-- Start TASK DATA --

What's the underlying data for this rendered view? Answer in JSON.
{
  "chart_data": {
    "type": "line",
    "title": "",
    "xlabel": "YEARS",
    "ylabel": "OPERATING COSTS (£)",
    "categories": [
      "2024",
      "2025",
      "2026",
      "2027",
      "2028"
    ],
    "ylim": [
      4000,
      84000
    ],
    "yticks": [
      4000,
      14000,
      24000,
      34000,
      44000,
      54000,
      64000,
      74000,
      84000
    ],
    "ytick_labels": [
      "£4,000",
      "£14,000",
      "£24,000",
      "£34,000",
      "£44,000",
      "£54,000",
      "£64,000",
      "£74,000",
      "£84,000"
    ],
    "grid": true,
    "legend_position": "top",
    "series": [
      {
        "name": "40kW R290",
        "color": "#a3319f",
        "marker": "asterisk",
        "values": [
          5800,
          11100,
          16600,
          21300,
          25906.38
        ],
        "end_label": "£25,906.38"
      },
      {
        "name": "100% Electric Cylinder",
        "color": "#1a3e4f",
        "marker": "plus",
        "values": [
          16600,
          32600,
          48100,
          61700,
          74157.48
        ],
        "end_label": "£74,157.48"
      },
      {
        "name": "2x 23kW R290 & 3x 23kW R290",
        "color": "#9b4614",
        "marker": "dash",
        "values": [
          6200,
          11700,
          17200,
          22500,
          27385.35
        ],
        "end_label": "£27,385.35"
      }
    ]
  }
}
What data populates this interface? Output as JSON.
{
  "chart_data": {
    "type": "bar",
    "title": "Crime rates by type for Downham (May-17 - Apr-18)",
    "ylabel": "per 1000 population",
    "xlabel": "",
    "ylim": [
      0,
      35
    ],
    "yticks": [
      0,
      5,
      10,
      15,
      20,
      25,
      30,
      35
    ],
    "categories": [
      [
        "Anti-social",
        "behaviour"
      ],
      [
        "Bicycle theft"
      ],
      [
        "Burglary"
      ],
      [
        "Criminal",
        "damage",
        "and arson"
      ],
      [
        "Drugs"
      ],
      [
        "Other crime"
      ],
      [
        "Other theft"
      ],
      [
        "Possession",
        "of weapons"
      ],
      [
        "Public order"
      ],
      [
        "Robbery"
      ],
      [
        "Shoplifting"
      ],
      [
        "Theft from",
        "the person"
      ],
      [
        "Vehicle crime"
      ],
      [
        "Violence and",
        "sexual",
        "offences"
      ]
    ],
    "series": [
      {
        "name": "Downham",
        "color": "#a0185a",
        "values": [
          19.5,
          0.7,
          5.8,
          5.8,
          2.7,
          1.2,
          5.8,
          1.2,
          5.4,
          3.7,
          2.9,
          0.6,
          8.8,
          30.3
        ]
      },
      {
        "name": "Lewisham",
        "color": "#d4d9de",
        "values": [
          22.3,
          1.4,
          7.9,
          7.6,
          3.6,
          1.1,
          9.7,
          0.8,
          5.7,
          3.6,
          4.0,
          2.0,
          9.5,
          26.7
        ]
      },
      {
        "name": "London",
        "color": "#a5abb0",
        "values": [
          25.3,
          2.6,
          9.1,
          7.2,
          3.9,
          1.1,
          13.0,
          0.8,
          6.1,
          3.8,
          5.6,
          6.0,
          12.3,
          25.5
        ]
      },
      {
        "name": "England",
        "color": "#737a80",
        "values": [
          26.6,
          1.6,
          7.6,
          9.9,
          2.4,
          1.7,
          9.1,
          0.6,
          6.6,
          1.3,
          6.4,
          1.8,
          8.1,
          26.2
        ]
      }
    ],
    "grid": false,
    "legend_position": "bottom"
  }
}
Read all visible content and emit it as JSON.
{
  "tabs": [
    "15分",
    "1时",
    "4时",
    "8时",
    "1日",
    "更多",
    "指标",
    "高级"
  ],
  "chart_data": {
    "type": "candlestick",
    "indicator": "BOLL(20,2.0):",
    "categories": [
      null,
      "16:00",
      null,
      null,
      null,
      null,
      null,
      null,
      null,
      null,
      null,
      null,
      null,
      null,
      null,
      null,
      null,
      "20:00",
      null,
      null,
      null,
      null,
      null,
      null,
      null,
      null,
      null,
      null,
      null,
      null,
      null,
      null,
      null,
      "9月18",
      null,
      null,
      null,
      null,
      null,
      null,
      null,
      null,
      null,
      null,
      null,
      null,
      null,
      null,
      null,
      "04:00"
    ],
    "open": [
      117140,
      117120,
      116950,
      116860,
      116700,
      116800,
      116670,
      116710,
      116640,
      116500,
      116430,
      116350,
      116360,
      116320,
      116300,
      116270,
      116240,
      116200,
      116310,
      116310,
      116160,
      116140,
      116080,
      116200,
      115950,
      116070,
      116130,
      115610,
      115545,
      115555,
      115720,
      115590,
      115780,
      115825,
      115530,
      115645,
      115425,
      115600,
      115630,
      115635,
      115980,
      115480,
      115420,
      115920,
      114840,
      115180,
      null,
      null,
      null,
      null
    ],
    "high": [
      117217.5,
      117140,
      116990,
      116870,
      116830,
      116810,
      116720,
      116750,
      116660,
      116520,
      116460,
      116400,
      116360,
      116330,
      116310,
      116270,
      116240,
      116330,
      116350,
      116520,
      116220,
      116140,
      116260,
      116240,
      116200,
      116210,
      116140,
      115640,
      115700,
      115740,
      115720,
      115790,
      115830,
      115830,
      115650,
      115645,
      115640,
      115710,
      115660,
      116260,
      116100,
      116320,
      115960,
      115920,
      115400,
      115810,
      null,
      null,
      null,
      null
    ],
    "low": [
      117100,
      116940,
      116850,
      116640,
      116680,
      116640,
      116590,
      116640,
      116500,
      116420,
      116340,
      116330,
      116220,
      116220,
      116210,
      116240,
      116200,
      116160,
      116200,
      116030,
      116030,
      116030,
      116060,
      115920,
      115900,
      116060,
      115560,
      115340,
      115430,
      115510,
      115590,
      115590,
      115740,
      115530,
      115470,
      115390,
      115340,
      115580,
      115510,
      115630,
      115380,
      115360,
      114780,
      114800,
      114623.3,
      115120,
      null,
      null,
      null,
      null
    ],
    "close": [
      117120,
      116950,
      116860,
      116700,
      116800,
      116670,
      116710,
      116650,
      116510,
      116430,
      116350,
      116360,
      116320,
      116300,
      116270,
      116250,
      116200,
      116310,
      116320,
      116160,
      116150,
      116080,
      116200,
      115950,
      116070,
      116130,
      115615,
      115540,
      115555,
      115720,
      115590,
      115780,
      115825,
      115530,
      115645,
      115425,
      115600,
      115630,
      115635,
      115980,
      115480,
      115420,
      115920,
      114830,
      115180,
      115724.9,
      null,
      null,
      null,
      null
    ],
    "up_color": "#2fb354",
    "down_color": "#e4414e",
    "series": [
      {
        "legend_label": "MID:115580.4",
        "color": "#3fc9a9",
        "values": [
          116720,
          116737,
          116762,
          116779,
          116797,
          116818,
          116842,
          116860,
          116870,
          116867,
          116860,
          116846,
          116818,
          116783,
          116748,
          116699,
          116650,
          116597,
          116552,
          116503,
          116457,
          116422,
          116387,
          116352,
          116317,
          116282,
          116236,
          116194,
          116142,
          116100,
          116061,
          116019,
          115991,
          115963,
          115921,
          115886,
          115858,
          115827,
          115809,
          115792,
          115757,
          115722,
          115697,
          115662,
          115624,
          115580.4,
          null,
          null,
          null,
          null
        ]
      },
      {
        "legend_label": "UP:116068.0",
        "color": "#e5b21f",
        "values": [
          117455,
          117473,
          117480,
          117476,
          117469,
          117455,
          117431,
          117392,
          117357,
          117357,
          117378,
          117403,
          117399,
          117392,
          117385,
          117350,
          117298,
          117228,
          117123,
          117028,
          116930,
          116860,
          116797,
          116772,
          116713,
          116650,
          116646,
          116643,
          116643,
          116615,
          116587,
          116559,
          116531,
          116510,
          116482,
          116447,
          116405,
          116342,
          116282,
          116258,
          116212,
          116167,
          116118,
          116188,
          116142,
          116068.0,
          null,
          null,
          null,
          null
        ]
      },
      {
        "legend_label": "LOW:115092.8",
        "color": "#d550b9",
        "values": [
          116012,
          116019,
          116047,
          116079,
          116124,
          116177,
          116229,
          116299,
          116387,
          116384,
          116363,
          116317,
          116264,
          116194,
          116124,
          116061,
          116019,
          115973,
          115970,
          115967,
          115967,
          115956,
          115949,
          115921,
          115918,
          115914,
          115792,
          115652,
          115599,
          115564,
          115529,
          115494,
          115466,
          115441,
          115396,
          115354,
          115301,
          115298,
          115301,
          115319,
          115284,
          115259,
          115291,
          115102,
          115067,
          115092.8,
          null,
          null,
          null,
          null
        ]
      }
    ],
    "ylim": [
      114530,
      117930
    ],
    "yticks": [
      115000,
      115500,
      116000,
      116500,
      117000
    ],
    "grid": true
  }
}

-- End TASK DATA --

Read through the data and copy every line where "title" shows up.

    "title": "",
    "title": "Crime rates by type for Downham (May-17 - Apr-18)",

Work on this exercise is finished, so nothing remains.